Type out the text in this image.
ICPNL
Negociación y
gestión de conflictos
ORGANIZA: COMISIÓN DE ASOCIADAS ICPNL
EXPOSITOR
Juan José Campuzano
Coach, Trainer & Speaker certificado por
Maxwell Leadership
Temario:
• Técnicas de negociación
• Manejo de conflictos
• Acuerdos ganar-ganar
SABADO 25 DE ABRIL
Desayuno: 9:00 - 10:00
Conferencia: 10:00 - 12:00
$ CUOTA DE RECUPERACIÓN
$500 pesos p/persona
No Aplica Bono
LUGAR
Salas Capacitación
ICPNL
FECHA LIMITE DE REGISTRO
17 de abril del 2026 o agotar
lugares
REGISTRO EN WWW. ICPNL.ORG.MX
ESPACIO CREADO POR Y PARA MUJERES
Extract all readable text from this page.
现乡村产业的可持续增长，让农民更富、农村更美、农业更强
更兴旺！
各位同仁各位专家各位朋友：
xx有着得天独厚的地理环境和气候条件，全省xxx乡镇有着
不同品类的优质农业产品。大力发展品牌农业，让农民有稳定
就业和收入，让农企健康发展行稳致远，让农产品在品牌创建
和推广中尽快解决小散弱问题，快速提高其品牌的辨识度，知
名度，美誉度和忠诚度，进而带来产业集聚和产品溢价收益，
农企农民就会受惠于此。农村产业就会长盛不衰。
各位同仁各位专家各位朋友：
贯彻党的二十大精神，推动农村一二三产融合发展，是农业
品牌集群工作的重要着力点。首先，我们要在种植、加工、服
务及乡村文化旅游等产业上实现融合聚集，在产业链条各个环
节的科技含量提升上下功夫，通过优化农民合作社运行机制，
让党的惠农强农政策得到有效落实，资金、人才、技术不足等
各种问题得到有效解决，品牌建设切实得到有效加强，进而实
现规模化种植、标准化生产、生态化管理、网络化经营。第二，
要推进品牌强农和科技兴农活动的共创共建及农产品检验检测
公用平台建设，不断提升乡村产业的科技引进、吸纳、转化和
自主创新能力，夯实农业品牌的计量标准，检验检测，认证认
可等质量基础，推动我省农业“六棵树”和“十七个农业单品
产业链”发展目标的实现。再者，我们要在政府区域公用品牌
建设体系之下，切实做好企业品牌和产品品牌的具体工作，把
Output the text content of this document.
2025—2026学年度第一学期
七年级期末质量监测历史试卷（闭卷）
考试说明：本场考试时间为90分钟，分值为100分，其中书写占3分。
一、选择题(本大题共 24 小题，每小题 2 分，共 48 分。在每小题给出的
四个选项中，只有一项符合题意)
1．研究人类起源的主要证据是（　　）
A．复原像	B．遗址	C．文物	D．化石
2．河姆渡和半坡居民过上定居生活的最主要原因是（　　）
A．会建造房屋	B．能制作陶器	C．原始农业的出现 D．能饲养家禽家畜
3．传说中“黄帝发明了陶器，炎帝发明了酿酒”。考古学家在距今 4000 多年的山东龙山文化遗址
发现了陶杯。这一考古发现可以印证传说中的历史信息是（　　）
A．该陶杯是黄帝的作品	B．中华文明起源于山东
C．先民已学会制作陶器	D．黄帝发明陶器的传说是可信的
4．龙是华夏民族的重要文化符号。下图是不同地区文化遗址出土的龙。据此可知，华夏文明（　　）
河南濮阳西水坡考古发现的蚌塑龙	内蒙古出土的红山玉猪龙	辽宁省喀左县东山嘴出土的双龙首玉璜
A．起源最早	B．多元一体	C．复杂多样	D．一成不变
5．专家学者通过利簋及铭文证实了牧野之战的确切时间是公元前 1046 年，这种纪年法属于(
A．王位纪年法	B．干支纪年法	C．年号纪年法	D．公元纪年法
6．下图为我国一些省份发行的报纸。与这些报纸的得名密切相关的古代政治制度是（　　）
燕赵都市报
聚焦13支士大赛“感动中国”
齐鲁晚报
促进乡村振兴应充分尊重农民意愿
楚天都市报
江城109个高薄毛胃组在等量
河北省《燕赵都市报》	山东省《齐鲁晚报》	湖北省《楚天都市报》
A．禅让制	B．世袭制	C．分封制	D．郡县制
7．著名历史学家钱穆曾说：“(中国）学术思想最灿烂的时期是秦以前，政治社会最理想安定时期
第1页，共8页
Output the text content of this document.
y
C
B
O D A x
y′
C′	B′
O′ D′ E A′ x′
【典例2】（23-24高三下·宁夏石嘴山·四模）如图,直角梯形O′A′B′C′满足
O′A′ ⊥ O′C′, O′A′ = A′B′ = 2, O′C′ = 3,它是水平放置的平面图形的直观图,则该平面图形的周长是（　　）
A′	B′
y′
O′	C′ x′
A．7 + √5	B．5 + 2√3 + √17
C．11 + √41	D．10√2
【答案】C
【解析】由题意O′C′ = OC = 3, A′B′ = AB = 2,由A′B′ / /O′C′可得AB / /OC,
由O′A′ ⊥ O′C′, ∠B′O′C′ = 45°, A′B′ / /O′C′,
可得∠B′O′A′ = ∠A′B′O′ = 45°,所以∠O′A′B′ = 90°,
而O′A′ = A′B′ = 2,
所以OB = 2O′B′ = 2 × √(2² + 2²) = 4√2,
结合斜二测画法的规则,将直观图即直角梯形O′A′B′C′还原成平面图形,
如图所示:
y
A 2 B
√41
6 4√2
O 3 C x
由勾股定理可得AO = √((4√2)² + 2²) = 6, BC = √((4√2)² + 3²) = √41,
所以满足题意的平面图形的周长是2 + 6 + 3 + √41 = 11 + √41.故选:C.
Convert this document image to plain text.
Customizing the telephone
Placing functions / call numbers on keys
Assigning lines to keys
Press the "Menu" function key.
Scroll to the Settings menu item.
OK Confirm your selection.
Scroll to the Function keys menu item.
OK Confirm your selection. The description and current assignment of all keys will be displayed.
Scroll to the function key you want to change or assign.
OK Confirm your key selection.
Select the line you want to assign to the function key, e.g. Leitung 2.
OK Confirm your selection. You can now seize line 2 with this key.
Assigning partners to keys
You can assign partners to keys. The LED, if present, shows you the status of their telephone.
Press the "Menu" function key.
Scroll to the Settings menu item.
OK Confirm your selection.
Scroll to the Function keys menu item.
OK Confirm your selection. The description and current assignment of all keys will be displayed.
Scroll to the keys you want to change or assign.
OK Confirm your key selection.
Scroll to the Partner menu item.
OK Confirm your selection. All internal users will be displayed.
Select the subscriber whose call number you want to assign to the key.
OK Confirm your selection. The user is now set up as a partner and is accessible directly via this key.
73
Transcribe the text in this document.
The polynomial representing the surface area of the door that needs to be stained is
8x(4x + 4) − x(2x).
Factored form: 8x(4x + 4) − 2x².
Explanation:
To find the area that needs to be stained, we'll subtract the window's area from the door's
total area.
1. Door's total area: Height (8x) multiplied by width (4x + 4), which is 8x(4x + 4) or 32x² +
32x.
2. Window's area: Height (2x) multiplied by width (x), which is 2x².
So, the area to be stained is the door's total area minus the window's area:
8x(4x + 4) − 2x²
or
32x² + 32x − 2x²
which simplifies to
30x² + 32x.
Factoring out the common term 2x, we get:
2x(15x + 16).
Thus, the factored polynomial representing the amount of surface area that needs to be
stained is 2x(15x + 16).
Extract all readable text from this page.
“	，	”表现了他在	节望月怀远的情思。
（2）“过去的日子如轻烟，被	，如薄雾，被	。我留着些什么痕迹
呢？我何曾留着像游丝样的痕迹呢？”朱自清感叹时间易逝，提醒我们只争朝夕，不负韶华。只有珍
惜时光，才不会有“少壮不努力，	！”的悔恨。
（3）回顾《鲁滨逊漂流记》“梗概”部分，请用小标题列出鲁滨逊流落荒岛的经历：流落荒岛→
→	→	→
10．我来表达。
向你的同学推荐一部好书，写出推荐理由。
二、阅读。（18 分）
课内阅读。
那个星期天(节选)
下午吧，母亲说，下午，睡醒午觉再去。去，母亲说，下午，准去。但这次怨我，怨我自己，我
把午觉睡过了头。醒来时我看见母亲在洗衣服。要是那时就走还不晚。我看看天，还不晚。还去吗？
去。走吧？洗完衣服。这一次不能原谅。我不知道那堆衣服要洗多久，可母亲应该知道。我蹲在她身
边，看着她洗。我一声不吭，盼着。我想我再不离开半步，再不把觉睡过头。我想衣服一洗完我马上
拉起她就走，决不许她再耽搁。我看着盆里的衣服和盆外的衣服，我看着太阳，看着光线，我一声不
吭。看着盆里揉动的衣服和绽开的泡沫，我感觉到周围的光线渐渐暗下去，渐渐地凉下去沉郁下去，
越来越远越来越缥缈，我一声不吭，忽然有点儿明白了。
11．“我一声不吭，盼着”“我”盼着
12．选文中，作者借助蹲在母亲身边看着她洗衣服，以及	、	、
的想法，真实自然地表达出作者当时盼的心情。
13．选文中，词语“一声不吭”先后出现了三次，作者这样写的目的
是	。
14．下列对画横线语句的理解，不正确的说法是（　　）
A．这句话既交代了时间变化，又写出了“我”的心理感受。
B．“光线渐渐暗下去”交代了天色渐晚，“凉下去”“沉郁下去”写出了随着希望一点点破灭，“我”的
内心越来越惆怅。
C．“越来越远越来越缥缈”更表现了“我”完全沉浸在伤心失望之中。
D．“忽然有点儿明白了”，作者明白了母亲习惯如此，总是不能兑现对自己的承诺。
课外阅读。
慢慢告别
******************************
→ Problem description: Which lines hold the word "total"? Return all of them from the records above.

→ Exercise response:
total area.
1. Door's total area: Height (8x) multiplied by width (4x + 4), which is 8x(4x + 4) or 32x² +
So, the area to be stained is the door's total area minus the window's area:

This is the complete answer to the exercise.